EXERCISE DIRECTIONS – Retype the material word for word.

INPUT –
----------------

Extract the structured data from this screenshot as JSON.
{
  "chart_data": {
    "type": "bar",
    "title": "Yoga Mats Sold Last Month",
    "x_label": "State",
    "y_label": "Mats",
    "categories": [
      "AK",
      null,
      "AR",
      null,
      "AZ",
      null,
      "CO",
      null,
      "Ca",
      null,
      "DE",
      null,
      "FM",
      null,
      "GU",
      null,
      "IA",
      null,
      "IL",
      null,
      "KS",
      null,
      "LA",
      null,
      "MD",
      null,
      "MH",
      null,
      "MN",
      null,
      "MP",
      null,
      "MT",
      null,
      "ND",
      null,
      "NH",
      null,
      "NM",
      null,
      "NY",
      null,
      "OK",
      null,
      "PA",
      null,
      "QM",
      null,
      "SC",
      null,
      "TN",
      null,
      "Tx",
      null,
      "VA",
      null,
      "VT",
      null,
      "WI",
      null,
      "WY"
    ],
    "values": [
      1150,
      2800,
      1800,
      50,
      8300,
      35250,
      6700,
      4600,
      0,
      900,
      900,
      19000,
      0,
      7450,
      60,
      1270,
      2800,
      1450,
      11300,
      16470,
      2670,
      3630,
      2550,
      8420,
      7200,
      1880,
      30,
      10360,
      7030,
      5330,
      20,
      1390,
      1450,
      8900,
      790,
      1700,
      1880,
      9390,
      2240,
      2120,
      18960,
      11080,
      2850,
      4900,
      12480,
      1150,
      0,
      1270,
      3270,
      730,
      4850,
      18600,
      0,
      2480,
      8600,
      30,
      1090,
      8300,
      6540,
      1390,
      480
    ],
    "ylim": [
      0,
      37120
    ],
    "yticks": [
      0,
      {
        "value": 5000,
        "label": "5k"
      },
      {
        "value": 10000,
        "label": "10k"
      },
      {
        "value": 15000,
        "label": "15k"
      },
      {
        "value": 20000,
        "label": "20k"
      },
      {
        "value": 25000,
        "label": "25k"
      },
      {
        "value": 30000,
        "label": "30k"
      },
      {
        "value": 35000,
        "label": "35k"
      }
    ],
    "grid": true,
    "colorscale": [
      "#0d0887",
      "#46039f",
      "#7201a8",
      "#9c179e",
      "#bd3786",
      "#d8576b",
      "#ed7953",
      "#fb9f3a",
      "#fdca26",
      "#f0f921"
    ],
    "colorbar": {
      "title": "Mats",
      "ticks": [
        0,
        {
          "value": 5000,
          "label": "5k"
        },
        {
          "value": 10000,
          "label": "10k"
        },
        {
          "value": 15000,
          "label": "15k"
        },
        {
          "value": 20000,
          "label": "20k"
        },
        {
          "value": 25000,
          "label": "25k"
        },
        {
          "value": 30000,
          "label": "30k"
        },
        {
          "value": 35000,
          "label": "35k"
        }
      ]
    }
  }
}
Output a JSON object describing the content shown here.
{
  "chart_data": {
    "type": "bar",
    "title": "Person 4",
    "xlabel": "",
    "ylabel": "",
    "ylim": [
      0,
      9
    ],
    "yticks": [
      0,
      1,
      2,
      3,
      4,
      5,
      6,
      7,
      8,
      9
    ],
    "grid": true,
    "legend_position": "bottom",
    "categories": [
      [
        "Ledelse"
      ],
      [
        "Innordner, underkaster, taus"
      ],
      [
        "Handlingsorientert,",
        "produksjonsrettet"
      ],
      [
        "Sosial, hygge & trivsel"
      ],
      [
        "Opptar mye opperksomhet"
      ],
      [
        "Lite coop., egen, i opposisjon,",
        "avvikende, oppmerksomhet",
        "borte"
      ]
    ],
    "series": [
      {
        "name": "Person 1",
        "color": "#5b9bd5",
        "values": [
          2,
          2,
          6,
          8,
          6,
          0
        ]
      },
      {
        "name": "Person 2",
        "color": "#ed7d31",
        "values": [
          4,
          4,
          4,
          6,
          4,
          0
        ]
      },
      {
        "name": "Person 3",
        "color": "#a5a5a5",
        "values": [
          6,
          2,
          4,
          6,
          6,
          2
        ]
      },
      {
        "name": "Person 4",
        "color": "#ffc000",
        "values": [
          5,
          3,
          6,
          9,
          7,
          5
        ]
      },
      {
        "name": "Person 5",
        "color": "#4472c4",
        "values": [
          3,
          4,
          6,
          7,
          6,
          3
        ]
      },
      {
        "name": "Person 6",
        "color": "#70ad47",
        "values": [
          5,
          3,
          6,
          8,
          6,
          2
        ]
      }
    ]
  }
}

----------------

ANSWER –
Extract the structured data from this screenshot as JSON.
{
  "chart_data": {
    "type": "bar",
    "title": "Yoga Mats Sold Last Month",
    "x_label": "State",
    "y_label": "Mats",
    "categories": [
      "AK",
      null,
      "AR",
      null,
      "AZ",
      null,
      "CO",
      null,
      "Ca",
      null,
      "DE",
      null,
      "FM",
      null,
      "GU",
      null,
      "IA",
      null,
      "IL",
      null,
      "KS",
      null,
      "LA",
      null,
      "MD",
      null,
      "MH",
      null,
      "MN",
      null,
      "MP",
      null,
      "MT",
      null,
      "ND",
      null,
      "NH",
      null,
      "NM",
      null,
      "NY",
      null,
      "OK",
      null,
      "PA",
      null,
      "QM",
      null,
      "SC",
      null,
      "TN",
      null,
      "Tx",
      null,
      "VA",
      null,
      "VT",
      null,
      "WI",
      null,
      "WY"
    ],
    "values": [
      1150,
      2800,
      1800,
      50,
      8300,
      35250,
      6700,
      4600,
      0,
      900,
      900,
      19000,
      0,
      7450,
      60,
      1270,
      2800,
      1450,
      11300,
      16470,
      2670,
      3630,
      2550,
      8420,
      7200,
      1880,
      30,
      10360,
      7030,
      5330,
      20,
      1390,
      1450,
      8900,
      790,
      1700,
      1880,
      9390,
      2240,
      2120,
      18960,
      11080,
      2850,
      4900,
      12480,
      1150,
      0,
      1270,
      3270,
      730,
      4850,
      18600,
      0,
      2480,
      8600,
      30,
      1090,
      8300,
      6540,
      1390,
      480
    ],
    "ylim": [
      0,
      37120
    ],
    "yticks": [
      0,
      {
        "value": 5000,
        "label": "5k"
      },
      {
        "value": 10000,
        "label": "10k"
      },
      {
        "value": 15000,
        "label": "15k"
      },
      {
        "value": 20000,
        "label": "20k"
      },
      {
        "value": 25000,
        "label": "25k"
      },
      {
        "value": 30000,
        "label": "30k"
      },
      {
        "value": 35000,
        "label": "35k"
      }
    ],
    "grid": true,
    "colorscale": [
      "#0d0887",
      "#46039f",
      "#7201a8",
      "#9c179e",
      "#bd3786",
      "#d8576b",
      "#ed7953",
      "#fb9f3a",
      "#fdca26",
      "#f0f921"
    ],
    "colorbar": {
      "title": "Mats",
      "ticks": [
        0,
        {
          "value": 5000,
          "label": "5k"
        },
        {
          "value": 10000,
          "label": "10k"
        },
        {
          "value": 15000,
          "label": "15k"
        },
        {
          "value": 20000,
          "label": "20k"
        },
        {
          "value": 25000,
          "label": "25k"
        },
        {
          "value": 30000,
          "label": "30k"
        },
        {
          "value": 35000,
          "label": "35k"
        }
      ]
    }
  }
}
Output a JSON object describing the content shown here.
{
  "chart_data": {
    "type": "bar",
    "title": "Person 4",
    "xlabel": "",
    "ylabel": "",
    "ylim": [
      0,
      9
    ],
    "yticks": [
      0,
      1,
      2,
      3,
      4,
      5,
      6,
      7,
      8,
      9
    ],
    "grid": true,
    "legend_position": "bottom",
    "categories": [
      [
        "Ledelse"
      ],
      [
        "Innordner, underkaster, taus"
      ],
      [
        "Handlingsorientert,",
        "produksjonsrettet"
      ],
      [
        "Sosial, hygge & trivsel"
      ],
      [
        "Opptar mye opperksomhet"
      ],
      [
        "Lite coop., egen, i opposisjon,",
        "avvikende, oppmerksomhet",
        "borte"
      ]
    ],
    "series": [
      {
        "name": "Person 1",
        "color": "#5b9bd5",
        "values": [
          2,
          2,
          6,
          8,
          6,
          0
        ]
      },
      {
        "name": "Person 2",
        "color": "#ed7d31",
        "values": [
          4,
          4,
          4,
          6,
          4,
          0
        ]
      },
      {
        "name": "Person 3",
        "color": "#a5a5a5",
        "values": [
          6,
          2,
          4,
          6,
          6,
          2
        ]
      },
      {
        "name": "Person 4",
        "color": "#ffc000",
        "values": [
          5,
          3,
          6,
          9,
          7,
          5
        ]
      },
      {
        "name": "Person 5",
        "color": "#4472c4",
        "values": [
          3,
          4,
          6,
          7,
          6,
          3
        ]
      },
      {
        "name": "Person 6",
        "color": "#70ad47",
        "values": [
          5,
          3,
          6,
          8,
          6,
          2
        ]
      }
    ]
  }
}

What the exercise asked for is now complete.